** start of PAGE **
- Date formed: 29 September 2010
- Date dissolved: 24 December 2010

People and organisations
- Head of state: Queen Elizabeth II (represented by Sir Iakoba Italeli)
- Head of government: Maatia Toafa
- Deputy head of government: Enele Sopoaga
- Member party: Independent
- Opposition leader: None

History
- Election: 2010
- Predecessor: Ielemia Ministry
- Successor: Telavi Ministry

= Second Toafa Ministry =

12th ministry of the Government of Tuvalu

The Second Toafa Ministry was the 12th ministry of the Government of Tuvalu, led by Prime Minister Maatia Toafa.

It succeeded the Ielemia Ministry, which was voted out of office after the 2010 election.
** end of PAGE **
** start of DATA RECORDS **
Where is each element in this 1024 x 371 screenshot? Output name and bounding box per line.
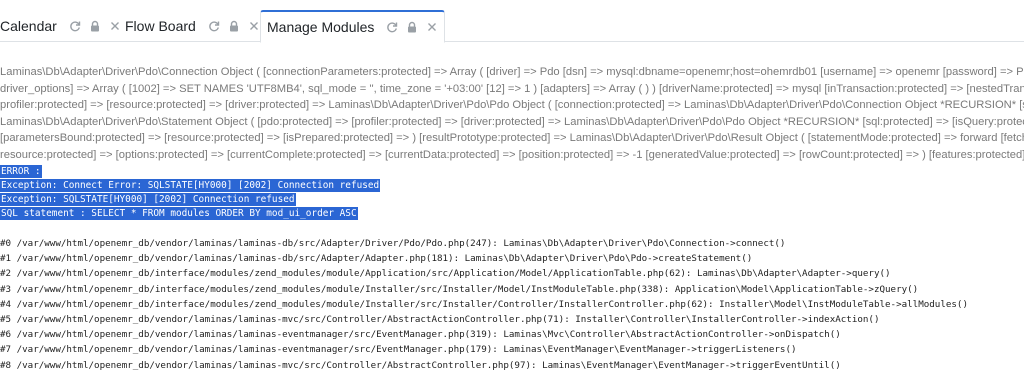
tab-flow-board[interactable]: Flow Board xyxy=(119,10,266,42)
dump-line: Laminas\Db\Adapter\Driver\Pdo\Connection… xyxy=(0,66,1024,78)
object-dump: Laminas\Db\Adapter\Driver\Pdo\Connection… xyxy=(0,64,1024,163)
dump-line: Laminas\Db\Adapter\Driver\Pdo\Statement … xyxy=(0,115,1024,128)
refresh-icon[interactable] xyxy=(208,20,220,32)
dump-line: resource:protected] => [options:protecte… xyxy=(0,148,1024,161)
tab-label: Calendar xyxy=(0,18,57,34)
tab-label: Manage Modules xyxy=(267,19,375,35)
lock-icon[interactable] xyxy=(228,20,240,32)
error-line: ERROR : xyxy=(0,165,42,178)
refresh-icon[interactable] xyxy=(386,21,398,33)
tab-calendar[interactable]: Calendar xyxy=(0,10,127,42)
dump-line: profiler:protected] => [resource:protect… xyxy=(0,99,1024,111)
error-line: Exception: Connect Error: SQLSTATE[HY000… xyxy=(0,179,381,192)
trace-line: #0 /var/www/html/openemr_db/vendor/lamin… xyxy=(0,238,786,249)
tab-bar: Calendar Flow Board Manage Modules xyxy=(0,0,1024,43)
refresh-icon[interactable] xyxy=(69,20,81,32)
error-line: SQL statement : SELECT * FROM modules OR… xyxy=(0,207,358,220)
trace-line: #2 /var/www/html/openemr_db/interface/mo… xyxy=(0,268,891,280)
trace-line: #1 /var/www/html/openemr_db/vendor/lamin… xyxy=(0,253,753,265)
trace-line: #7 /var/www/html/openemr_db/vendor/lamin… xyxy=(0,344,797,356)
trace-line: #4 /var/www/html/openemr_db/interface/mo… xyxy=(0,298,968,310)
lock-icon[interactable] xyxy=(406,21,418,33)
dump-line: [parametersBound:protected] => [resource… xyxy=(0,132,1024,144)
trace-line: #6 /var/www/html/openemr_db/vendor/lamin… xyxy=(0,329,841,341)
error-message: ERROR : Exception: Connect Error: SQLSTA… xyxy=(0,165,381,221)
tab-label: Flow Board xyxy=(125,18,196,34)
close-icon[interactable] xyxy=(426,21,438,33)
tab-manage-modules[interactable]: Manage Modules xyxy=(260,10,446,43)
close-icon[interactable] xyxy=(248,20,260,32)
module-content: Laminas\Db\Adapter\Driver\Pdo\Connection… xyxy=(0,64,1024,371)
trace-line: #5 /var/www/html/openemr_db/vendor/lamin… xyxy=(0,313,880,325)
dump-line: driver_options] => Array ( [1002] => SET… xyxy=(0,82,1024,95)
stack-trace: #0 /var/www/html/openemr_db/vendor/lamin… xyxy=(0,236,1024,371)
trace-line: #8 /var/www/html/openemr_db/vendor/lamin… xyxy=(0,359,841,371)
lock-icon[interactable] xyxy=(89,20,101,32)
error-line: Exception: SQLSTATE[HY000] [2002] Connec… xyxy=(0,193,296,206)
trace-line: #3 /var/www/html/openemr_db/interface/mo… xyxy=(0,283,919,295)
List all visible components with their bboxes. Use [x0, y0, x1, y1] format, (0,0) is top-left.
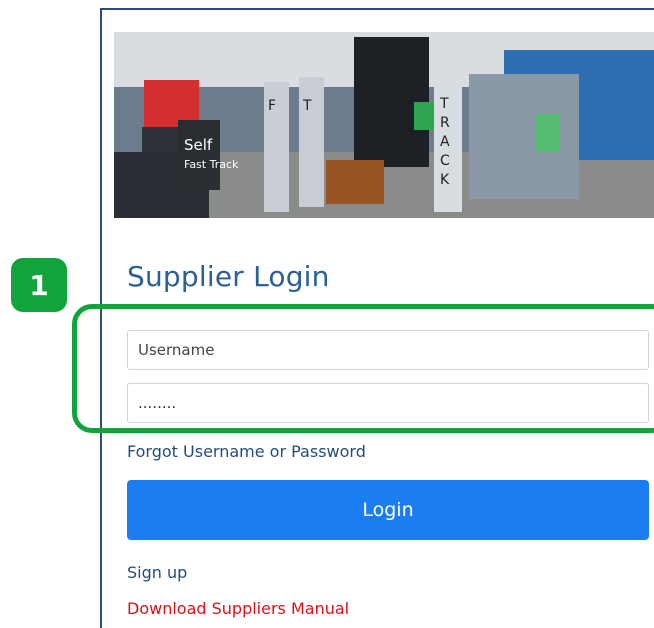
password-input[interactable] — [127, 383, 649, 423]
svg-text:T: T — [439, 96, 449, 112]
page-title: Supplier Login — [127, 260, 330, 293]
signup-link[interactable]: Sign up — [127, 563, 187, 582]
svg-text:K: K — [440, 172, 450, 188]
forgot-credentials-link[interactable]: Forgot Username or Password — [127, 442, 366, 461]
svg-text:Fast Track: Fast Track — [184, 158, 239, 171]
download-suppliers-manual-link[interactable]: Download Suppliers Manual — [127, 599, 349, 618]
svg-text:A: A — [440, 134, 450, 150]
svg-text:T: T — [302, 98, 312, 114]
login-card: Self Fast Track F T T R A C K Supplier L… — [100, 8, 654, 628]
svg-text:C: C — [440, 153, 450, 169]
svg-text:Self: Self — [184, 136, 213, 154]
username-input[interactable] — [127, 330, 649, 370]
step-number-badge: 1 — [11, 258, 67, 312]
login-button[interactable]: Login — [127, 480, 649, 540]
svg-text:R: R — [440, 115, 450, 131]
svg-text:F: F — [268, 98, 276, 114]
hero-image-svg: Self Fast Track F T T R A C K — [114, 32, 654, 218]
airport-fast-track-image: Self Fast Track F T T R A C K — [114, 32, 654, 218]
** end of DATA RECORDS **
** start of DATA RECORDS **
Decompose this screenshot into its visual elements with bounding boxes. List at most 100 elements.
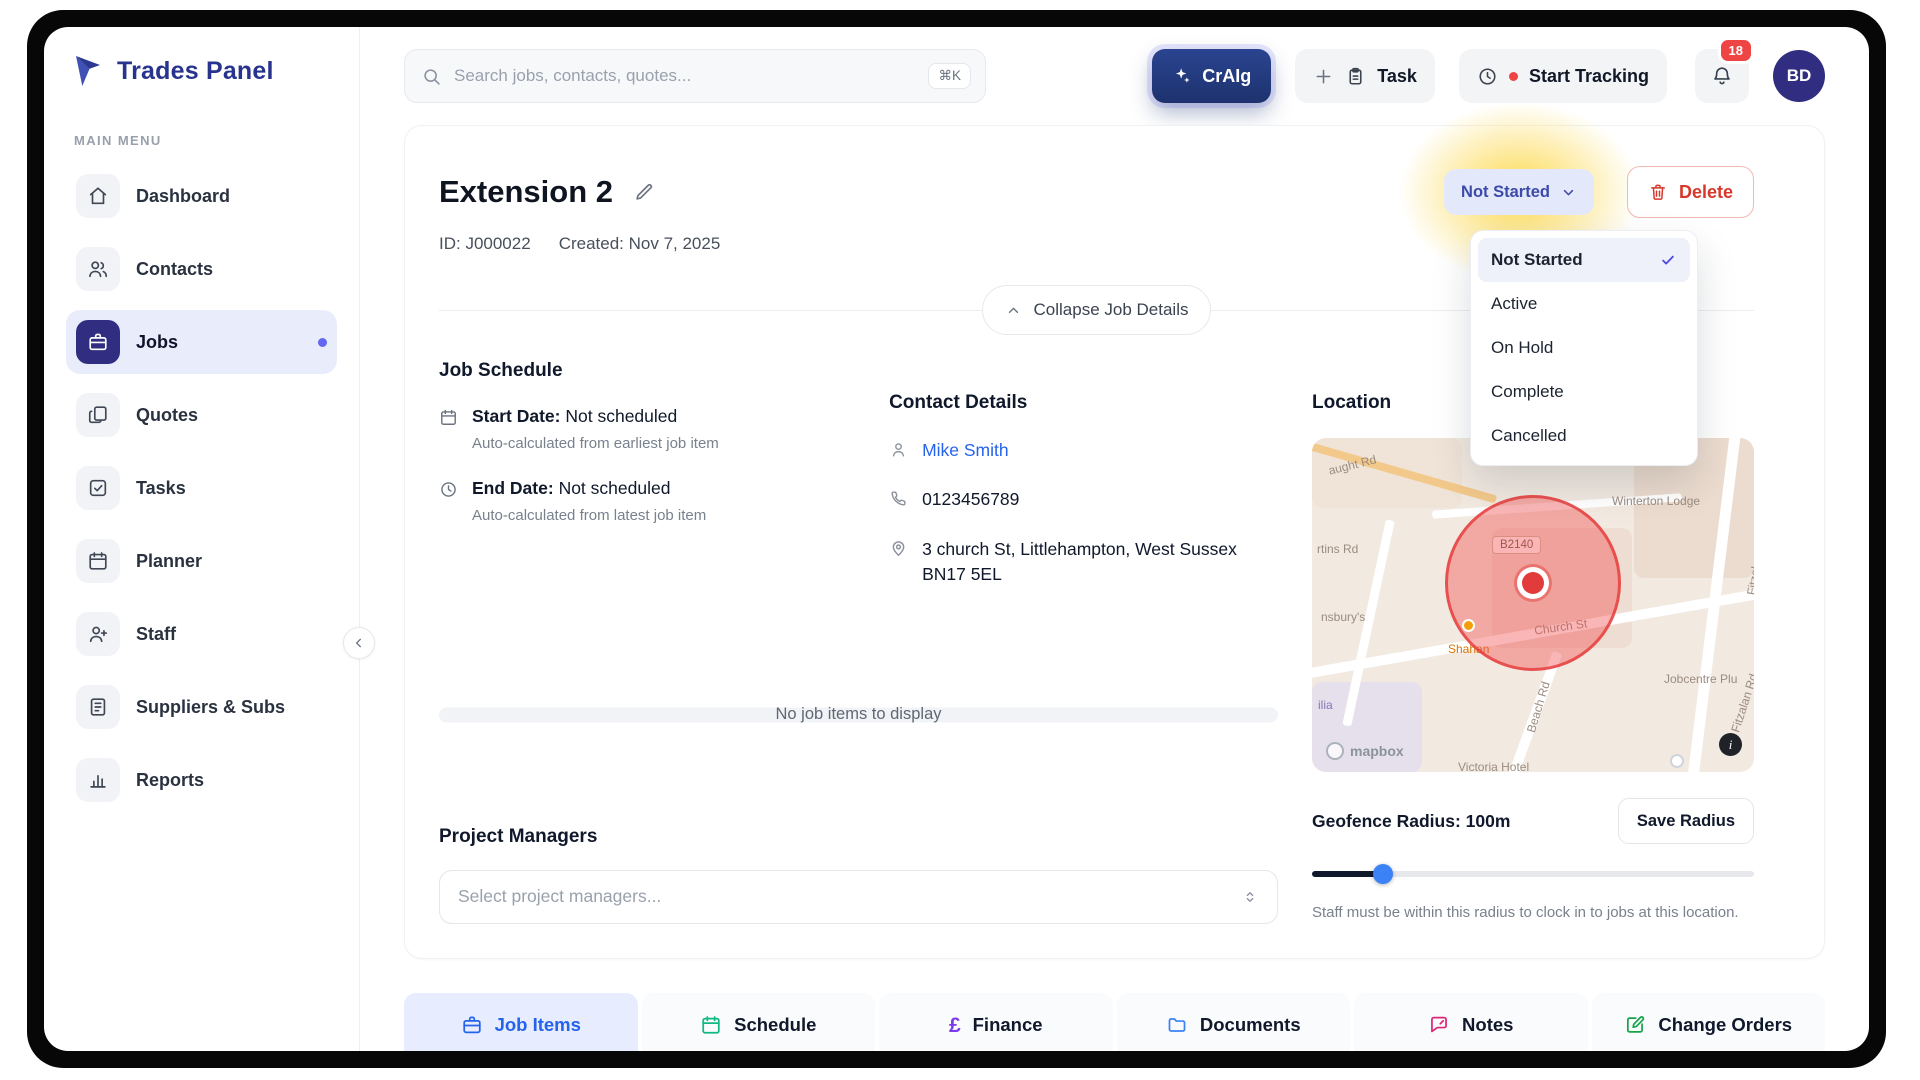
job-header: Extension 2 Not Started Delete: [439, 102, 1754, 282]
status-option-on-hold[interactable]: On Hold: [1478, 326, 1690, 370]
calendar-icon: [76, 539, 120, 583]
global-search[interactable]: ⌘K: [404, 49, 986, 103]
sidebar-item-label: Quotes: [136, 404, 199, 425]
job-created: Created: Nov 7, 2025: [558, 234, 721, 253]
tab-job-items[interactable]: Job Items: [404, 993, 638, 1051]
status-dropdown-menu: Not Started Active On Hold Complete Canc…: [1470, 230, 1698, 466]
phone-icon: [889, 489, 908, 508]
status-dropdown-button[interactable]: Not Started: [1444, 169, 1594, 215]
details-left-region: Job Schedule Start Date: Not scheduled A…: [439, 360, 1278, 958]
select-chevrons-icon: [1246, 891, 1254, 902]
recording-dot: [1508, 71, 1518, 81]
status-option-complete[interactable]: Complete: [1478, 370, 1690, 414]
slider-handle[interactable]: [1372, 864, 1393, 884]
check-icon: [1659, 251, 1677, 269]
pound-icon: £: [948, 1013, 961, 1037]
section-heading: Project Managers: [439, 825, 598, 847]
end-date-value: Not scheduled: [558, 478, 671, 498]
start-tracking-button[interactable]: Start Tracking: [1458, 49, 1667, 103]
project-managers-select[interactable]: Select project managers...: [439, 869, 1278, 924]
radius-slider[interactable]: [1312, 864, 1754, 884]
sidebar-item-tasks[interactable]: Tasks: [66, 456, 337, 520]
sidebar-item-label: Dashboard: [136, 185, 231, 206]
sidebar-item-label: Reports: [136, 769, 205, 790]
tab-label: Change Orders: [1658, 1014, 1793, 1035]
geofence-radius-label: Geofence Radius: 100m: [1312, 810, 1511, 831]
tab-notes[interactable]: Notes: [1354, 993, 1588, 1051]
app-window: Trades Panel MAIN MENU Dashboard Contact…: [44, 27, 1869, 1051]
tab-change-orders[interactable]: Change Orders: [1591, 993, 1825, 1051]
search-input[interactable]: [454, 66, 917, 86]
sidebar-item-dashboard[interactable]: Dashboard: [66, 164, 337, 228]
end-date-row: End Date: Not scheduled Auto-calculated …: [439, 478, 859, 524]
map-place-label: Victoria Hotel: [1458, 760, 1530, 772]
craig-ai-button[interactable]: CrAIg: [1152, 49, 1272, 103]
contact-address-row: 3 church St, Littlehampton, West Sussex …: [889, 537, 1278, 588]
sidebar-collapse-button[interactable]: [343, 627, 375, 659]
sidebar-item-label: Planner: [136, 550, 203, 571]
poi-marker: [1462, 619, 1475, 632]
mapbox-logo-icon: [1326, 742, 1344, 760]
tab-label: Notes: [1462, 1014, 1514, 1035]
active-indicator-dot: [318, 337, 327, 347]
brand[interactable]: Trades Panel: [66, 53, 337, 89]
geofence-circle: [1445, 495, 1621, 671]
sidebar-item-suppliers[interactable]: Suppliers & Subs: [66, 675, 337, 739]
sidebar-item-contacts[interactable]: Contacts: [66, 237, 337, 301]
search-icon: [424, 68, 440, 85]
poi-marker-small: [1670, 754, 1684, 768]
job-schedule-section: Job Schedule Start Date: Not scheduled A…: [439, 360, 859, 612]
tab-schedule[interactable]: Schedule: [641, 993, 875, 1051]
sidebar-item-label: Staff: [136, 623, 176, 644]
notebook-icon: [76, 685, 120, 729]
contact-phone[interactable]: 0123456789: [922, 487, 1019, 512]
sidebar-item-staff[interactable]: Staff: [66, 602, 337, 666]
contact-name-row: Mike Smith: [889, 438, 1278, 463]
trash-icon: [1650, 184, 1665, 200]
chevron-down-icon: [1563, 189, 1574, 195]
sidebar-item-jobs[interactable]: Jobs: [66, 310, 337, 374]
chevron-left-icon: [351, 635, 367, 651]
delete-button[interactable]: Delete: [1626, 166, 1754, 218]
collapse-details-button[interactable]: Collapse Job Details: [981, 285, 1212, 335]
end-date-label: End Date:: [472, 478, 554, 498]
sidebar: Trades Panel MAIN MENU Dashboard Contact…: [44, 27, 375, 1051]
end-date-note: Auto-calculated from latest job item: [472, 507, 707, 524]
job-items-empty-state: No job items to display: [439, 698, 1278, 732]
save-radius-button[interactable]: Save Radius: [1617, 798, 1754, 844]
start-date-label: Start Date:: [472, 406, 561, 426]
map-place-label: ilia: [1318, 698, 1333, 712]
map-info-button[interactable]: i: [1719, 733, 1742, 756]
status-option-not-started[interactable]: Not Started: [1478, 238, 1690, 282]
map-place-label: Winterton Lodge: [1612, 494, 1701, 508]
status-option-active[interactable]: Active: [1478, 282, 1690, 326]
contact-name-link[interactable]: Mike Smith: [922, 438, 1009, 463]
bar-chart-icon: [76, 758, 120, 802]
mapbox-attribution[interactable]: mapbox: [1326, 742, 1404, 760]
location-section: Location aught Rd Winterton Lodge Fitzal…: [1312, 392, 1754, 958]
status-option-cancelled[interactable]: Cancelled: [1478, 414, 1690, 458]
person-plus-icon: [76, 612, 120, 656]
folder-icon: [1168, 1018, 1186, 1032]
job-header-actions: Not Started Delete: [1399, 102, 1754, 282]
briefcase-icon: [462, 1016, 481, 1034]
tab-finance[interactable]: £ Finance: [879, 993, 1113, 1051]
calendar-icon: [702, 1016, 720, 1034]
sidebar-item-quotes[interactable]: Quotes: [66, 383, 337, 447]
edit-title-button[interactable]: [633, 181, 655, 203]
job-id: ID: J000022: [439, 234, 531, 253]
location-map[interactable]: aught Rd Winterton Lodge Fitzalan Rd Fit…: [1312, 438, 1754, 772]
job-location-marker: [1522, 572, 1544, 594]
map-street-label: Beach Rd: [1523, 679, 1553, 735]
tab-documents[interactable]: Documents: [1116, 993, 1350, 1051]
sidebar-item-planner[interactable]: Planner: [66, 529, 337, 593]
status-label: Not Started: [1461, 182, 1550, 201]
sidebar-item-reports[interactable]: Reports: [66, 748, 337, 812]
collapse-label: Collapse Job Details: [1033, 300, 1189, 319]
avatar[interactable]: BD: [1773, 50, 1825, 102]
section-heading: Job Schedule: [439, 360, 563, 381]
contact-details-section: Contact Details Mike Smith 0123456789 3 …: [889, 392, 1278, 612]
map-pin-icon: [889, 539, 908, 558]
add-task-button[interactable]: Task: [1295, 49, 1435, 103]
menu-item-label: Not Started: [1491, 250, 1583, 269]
** end of DATA RECORDS **
## WHAT IS ASKED
Please list every person named in the text on the Second Toafa Ministry. The entries are separate material, unrelated to the text on the Second Toafa Ministry.

## FINISHED EXERCISE
Queen Elizabeth II, Sir Iakoba Italeli, Maatia Toafa, Enele Sopoaga